Data entries
--- BEGIN ---

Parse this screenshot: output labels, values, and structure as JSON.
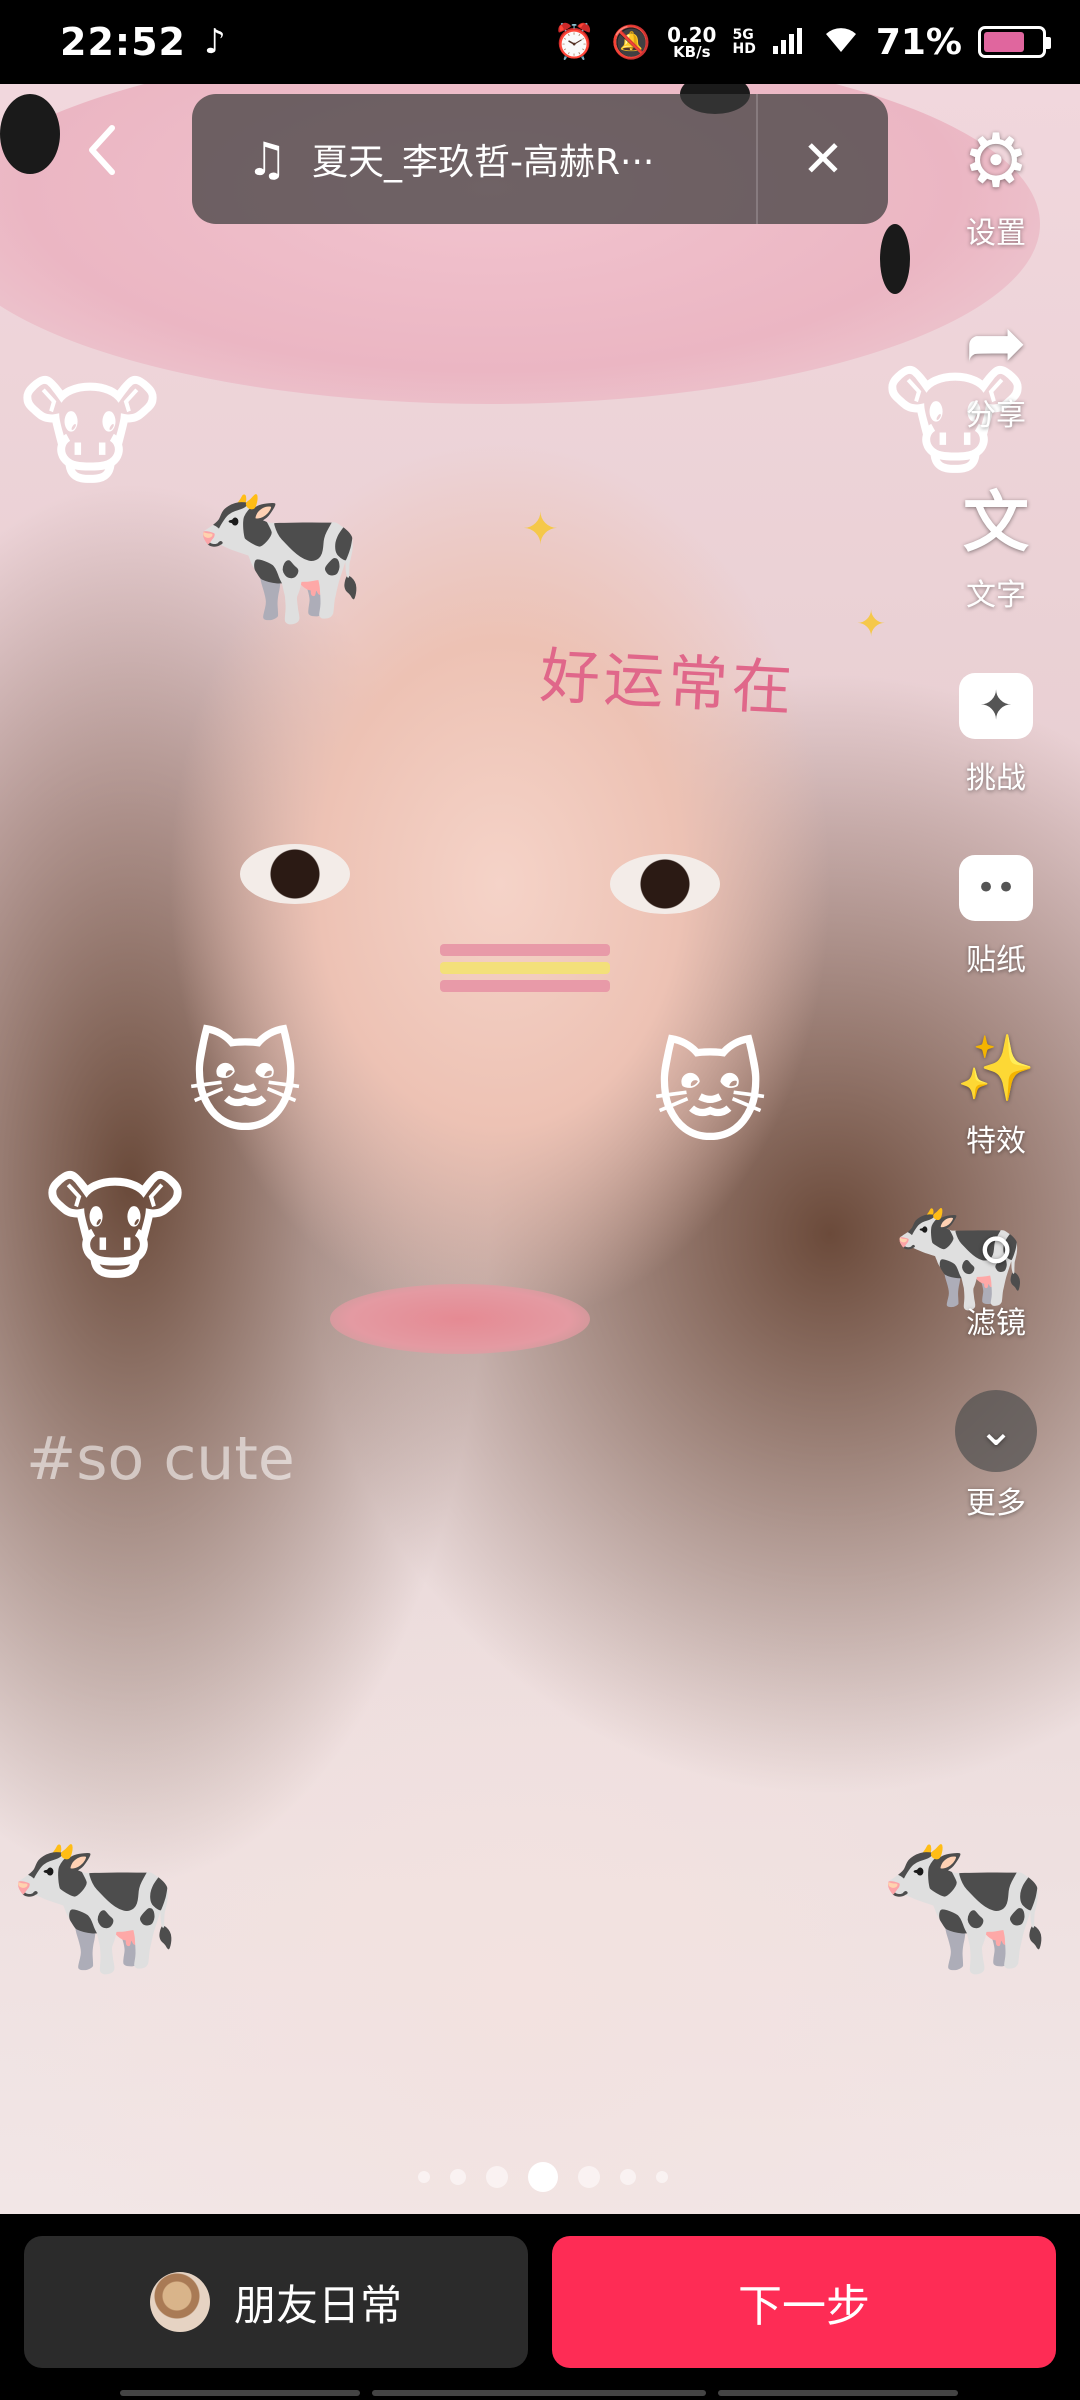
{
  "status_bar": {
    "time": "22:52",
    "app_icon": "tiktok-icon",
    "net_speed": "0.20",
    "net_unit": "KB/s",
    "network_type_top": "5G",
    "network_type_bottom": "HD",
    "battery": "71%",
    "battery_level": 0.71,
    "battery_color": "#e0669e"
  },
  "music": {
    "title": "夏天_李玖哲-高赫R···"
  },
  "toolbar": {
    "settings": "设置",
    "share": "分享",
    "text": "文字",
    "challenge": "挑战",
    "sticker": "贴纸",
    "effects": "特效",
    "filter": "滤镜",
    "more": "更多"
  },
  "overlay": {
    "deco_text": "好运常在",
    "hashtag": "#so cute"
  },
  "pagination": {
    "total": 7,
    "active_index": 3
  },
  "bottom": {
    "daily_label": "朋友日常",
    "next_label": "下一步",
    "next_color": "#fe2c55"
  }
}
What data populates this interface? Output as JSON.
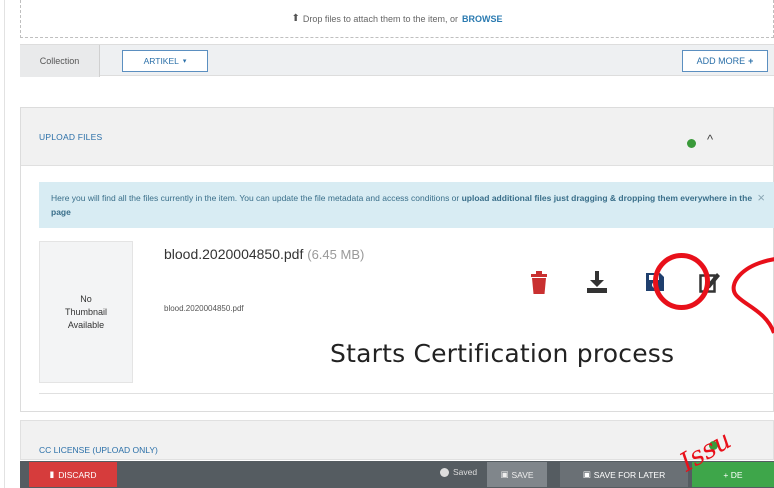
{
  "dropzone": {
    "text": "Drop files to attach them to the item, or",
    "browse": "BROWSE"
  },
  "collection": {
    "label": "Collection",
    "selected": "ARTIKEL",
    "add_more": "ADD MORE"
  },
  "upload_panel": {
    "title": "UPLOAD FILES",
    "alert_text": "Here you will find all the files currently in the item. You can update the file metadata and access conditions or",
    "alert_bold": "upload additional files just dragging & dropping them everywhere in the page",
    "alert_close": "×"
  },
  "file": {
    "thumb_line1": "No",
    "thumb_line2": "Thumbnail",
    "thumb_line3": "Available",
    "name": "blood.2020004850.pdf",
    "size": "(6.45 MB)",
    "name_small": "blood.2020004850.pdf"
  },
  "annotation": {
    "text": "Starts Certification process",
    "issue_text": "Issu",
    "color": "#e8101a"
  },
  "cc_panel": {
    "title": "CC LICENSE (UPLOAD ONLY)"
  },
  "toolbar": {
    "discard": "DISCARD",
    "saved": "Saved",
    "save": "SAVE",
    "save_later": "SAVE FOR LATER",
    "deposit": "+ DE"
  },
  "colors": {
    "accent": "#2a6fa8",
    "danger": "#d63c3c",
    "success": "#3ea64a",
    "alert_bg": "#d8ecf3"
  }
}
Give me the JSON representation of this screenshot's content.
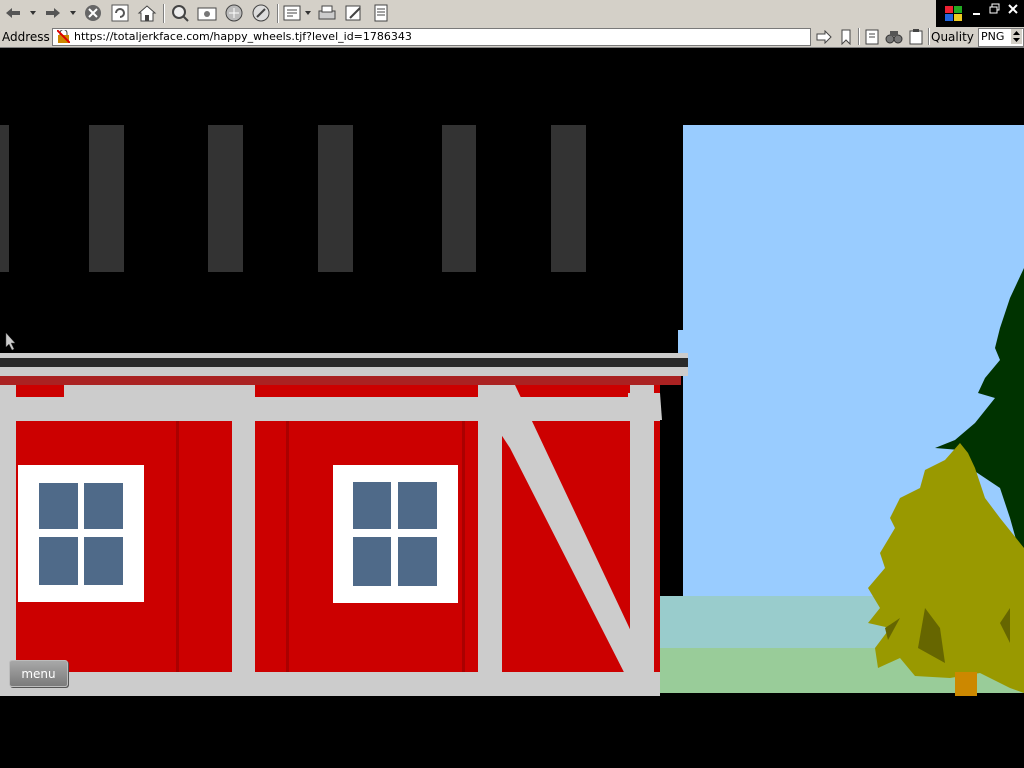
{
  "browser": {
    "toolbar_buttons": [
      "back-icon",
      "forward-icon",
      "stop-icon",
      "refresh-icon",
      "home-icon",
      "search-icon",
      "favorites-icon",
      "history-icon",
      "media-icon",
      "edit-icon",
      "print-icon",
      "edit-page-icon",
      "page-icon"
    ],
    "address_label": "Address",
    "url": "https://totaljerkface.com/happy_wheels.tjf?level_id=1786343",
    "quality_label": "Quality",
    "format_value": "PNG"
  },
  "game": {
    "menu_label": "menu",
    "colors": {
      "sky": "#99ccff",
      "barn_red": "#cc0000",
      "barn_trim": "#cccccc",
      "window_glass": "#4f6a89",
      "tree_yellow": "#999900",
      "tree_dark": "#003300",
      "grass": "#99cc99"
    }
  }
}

--- END ---

### WRITTEN INSTRUCTION
Repeat the material above word for word and skip every image in it.

### TASK RESPONSE
Parse this screenshot: output labels, values, and structure as JSON.
{
  "status_bar": {
    "time": "22:52",
    "app_icon": "tiktok-icon",
    "net_speed": "0.20",
    "net_unit": "KB/s",
    "network_type_top": "5G",
    "network_type_bottom": "HD",
    "battery": "71%",
    "battery_level": 0.71,
    "battery_color": "#e0669e"
  },
  "music": {
    "title": "夏天_李玖哲-高赫R···"
  },
  "toolbar": {
    "settings": "设置",
    "share": "分享",
    "text": "文字",
    "challenge": "挑战",
    "sticker": "贴纸",
    "effects": "特效",
    "filter": "滤镜",
    "more": "更多"
  },
  "overlay": {
    "deco_text": "好运常在",
    "hashtag": "#so cute"
  },
  "pagination": {
    "total": 7,
    "active_index": 3
  },
  "bottom": {
    "daily_label": "朋友日常",
    "next_label": "下一步",
    "next_color": "#fe2c55"
  }
}
What data populates this interface? Output as JSON.
{
  "dropzone": {
    "text": "Drop files to attach them to the item, or",
    "browse": "BROWSE"
  },
  "collection": {
    "label": "Collection",
    "selected": "ARTIKEL",
    "add_more": "ADD MORE"
  },
  "upload_panel": {
    "title": "UPLOAD FILES",
    "alert_text": "Here you will find all the files currently in the item. You can update the file metadata and access conditions or",
    "alert_bold": "upload additional files just dragging & dropping them everywhere in the page",
    "alert_close": "×"
  },
  "file": {
    "thumb_line1": "No",
    "thumb_line2": "Thumbnail",
    "thumb_line3": "Available",
    "name": "blood.2020004850.pdf",
    "size": "(6.45 MB)",
    "name_small": "blood.2020004850.pdf"
  },
  "annotation": {
    "text": "Starts Certification process",
    "issue_text": "Issu",
    "color": "#e8101a"
  },
  "cc_panel": {
    "title": "CC LICENSE (UPLOAD ONLY)"
  },
  "toolbar": {
    "discard": "DISCARD",
    "saved": "Saved",
    "save": "SAVE",
    "save_later": "SAVE FOR LATER",
    "deposit": "+ DE"
  },
  "colors": {
    "accent": "#2a6fa8",
    "danger": "#d63c3c",
    "success": "#3ea64a",
    "alert_bg": "#d8ecf3"
  }
}
Give me the JSON representation of this screenshot's content.
{
  "browser": {
    "toolbar_buttons": [
      "back-icon",
      "forward-icon",
      "stop-icon",
      "refresh-icon",
      "home-icon",
      "search-icon",
      "favorites-icon",
      "history-icon",
      "media-icon",
      "edit-icon",
      "print-icon",
      "edit-page-icon",
      "page-icon"
    ],
    "address_label": "Address",
    "url": "https://totaljerkface.com/happy_wheels.tjf?level_id=1786343",
    "quality_label": "Quality",
    "format_value": "PNG"
  },
  "game": {
    "menu_label": "menu",
    "colors": {
      "sky": "#99ccff",
      "barn_red": "#cc0000",
      "barn_trim": "#cccccc",
      "window_glass": "#4f6a89",
      "tree_yellow": "#999900",
      "tree_dark": "#003300",
      "grass": "#99cc99"
    }
  }
}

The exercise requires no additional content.